Exercício proposto 1:
Reescreva a parte das entradas que começa no início delas e termina na linha que contém "shipping-line-2: ЦЕНТРУ ДВОУ, коли", incluindo essa linha. Substitua "бібліотека" por "книгозбірня" e mantenha todo o resto inalterado.

Trecho citado:
▽

Sociedade

A celebração já passou por várias disputas políticas. No entanto, a luta por direitos das mulheres como uma forma de transformar as coisas permanece viva nas ruas

A data sempre esteve ligada ao esforço político de trabalhadoras em reivindicar direitos Foto: Reprodução

Mulheres de várias partes do Brasil, e do mundo, se organizam e ocupam as ruas todos os anos no dia 8 de março. Reivindicam direitos sociais: soberania alimentar, moradia, previdência, creches e direitos reprodutivos. Nos últimos anos, nesse dia, as mulheres têm combatido a ascensão das forças políticas conservadoras. Não sem motivo – a exemplo do governo Bolsonaro, esses grupos aplicam políticas que forçam uma visão de família na qual as mulheres são as principais responsáveis pelo trabalho doméstico e de cuidados. Em nome do compromisso de pagar juros da dívida pública, fecham creches, escolas, sucateiam hospitais e outros equipamentos sociais. Fazem assim, com que o trabalho de cuidados, que não pode ser adiado, seja feito pelas mulheres e sem reconhecimento algum. Em 2022, vivemos um cenário apocalítico de pobreza endêmica: grande parte da população brasileira se encontra em condições assustadoras de trabalho, recebendo salários irrisórios e em jornadas extenuantes. E nesse “8 de Março” veremos as mulheres reivindicarem transformações que são capazes de mudar a vida de todo mundo.

△

Linhas de entrada:
▽

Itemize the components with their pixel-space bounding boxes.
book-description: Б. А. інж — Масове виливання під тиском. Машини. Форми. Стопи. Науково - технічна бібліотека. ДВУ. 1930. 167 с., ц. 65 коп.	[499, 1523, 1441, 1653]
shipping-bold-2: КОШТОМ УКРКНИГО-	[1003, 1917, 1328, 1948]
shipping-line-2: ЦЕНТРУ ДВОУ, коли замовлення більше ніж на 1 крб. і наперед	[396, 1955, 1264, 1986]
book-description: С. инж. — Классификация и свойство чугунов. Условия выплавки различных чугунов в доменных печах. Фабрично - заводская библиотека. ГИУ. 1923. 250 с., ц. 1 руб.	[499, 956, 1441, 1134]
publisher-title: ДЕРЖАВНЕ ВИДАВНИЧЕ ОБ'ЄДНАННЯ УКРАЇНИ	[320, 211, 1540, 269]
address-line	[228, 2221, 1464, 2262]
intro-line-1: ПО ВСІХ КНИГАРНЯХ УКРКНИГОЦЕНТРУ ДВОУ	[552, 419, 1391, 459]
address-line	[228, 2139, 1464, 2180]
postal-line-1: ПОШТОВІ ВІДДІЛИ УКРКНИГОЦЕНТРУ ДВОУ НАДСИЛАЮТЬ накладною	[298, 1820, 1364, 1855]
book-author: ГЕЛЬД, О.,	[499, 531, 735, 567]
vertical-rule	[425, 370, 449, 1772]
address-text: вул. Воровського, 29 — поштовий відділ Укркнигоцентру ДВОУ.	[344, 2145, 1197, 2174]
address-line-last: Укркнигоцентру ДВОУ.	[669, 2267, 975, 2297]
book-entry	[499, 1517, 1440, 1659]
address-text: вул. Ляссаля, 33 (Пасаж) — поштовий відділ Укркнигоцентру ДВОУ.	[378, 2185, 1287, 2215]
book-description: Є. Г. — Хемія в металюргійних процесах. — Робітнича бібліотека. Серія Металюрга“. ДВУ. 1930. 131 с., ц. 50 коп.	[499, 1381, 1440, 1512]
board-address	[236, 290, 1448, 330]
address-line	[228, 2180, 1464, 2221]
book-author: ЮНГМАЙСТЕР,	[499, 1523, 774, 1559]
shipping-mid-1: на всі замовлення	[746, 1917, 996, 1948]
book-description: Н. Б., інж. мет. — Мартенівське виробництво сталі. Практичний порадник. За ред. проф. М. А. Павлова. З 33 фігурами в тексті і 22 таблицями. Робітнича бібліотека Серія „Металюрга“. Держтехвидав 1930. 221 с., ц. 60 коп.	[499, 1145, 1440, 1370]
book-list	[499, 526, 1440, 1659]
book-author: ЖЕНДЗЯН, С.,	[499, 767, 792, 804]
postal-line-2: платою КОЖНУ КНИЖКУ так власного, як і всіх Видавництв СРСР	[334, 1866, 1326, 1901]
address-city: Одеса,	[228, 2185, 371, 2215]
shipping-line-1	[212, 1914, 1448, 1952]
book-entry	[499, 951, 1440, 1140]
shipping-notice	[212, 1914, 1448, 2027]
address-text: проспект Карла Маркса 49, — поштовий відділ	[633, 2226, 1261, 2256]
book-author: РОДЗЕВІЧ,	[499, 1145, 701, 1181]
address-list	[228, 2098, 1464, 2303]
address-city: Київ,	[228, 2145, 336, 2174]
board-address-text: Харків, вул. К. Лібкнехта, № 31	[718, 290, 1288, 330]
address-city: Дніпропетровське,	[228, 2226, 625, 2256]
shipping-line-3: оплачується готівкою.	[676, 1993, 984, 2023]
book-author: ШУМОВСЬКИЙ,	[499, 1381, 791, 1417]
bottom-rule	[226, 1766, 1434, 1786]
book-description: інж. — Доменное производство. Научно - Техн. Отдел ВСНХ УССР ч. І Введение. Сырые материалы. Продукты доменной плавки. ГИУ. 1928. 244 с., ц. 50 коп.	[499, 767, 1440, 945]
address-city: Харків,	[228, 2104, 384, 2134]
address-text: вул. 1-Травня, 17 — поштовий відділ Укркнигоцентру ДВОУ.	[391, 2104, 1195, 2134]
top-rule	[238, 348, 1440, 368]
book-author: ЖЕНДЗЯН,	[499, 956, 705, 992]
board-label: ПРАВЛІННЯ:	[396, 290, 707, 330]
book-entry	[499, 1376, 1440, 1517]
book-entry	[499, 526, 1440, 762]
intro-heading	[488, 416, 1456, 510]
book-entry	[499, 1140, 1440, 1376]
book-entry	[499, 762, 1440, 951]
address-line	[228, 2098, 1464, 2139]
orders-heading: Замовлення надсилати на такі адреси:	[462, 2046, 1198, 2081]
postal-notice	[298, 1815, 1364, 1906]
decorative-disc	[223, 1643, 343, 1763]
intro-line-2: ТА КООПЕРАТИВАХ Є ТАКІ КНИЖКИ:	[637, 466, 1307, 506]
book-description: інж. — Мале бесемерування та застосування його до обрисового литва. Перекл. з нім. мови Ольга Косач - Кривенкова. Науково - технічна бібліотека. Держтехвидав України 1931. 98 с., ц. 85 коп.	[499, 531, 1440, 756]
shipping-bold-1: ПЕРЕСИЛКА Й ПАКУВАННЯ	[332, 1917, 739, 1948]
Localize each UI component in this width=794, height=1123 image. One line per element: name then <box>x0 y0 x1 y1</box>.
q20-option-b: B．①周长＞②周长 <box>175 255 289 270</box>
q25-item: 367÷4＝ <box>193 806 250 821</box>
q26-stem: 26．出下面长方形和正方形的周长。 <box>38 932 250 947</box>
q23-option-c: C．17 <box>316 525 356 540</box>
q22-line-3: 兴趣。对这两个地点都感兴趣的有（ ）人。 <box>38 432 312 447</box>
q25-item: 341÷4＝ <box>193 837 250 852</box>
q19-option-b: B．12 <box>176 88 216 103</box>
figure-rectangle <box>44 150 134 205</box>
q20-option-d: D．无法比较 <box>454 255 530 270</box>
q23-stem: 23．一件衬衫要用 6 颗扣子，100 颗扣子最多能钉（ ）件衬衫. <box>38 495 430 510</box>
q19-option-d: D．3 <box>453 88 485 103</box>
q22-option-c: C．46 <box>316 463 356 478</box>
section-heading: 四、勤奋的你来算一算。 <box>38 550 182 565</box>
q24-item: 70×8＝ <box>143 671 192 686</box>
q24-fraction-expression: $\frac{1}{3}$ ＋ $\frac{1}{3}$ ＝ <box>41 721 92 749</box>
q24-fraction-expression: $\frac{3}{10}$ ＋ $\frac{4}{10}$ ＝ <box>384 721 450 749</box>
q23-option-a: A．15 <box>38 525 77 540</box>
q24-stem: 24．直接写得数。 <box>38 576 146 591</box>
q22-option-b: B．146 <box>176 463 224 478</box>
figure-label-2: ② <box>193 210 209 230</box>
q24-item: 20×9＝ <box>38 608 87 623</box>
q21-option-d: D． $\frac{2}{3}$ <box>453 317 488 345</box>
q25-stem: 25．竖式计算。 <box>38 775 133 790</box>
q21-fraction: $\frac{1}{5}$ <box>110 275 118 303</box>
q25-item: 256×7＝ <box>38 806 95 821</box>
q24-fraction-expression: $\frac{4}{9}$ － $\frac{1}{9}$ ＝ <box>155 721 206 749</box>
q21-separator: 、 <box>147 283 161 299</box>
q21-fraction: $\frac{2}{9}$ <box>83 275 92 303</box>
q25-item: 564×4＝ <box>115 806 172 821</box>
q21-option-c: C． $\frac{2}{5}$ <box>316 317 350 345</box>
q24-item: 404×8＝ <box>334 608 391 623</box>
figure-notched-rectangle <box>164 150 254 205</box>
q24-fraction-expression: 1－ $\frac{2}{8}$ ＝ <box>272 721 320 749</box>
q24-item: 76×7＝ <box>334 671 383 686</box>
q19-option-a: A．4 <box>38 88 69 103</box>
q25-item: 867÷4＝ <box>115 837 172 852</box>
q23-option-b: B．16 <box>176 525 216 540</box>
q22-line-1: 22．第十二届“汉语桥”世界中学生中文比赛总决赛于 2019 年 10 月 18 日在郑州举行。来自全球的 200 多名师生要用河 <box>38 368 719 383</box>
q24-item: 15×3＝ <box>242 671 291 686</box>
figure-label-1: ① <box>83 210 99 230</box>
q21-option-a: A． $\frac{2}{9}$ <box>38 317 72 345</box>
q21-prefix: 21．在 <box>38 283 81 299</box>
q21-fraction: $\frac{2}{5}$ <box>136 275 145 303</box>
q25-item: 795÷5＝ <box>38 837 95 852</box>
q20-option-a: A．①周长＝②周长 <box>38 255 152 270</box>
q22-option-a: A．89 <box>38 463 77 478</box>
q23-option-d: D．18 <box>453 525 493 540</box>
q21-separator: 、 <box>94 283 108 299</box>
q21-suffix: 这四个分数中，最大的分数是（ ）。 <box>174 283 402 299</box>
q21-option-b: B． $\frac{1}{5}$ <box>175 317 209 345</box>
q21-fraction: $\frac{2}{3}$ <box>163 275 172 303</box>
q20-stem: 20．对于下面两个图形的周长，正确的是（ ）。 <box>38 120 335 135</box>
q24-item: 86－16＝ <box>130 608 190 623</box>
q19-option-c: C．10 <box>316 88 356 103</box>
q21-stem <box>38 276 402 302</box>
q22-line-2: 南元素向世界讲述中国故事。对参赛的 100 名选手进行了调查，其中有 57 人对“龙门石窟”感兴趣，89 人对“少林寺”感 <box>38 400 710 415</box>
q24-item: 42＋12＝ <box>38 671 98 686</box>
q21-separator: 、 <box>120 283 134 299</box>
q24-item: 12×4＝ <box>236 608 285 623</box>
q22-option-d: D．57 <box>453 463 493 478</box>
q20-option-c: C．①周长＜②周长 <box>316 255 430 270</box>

△

Exercício proposto 2:
Resuma em duas frases o trecho citado sobre o 8 de março.

Resposta completa 1:
Itemize the components with their pixel-space bounding boxes.
book-description: Б. А. інж — Масове виливання під тиском. Машини. Форми. Стопи. Науково - технічна книгозбірня. ДВУ. 1930. 167 с., ц. 65 коп.	[499, 1523, 1441, 1653]
shipping-bold-2: КОШТОМ УКРКНИГО-	[1003, 1917, 1328, 1948]
shipping-line-2: ЦЕНТРУ ДВОУ, коли замовлення більше ніж на 1 крб. і наперед	[396, 1955, 1264, 1986]

Resposta completa 2:
Todos os anos, no dia 8 de março, mulheres do Brasil e do mundo ocupam as ruas para reivindicar direitos sociais como soberania alimentar, moradia, previdência, creches e direitos reprodutivos. Nos últimos anos, elas têm combatido forças políticas conservadoras que, a exemplo do governo Bolsonaro, fecham creches e escolas e sucateiam hospitais, fazendo com que o trabalho de cuidados recaia sobre as mulheres sem reconhecimento algum.